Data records
■ ■ ■

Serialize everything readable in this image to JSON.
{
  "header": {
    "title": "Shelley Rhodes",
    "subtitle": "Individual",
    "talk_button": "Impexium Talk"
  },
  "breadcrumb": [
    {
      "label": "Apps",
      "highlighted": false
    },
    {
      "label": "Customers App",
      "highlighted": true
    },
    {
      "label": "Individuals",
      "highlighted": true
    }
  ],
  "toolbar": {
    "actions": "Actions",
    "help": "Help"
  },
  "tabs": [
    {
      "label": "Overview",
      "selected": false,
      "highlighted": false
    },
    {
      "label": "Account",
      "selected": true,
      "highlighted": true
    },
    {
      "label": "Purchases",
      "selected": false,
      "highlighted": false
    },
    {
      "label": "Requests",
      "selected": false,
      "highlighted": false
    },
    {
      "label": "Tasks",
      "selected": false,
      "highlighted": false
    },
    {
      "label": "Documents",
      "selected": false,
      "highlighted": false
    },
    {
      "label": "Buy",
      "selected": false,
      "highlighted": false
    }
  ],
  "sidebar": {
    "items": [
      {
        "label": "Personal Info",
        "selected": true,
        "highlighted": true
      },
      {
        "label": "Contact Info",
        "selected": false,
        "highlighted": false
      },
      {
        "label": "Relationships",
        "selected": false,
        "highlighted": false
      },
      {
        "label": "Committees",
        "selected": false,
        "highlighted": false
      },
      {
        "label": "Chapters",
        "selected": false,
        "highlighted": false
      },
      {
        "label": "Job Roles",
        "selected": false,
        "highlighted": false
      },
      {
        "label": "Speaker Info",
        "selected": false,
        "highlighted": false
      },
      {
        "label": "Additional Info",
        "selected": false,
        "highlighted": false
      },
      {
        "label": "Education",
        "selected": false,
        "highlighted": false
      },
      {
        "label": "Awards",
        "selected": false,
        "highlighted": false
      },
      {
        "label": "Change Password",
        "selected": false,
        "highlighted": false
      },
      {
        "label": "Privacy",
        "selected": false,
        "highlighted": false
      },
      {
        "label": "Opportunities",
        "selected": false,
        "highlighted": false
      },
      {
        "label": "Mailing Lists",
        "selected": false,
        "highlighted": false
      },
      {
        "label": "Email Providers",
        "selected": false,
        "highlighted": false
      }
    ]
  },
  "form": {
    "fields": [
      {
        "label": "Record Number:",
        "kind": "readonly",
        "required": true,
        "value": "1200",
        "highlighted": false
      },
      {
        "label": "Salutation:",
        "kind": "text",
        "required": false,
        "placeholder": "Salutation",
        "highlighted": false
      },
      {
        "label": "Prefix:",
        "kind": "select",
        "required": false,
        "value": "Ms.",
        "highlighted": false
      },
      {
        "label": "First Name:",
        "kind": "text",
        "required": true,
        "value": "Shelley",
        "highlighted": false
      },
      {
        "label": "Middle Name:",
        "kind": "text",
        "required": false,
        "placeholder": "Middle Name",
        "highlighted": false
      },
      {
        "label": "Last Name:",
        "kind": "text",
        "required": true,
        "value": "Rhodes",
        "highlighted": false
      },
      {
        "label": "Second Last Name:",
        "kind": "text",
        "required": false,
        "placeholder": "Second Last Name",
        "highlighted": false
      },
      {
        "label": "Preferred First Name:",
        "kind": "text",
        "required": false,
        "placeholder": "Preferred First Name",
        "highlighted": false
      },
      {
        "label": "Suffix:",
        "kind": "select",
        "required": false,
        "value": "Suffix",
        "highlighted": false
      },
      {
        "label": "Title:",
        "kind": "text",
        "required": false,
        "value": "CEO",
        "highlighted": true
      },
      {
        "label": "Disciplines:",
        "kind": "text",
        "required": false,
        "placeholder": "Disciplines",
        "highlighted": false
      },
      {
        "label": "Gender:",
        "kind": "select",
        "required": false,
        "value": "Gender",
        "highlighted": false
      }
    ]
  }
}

■ ■ ■

Copy each line above that contains the word "Info".

        "label": "Personal Info",
        "label": "Contact Info",
        "label": "Speaker Info",
        "label": "Additional Info",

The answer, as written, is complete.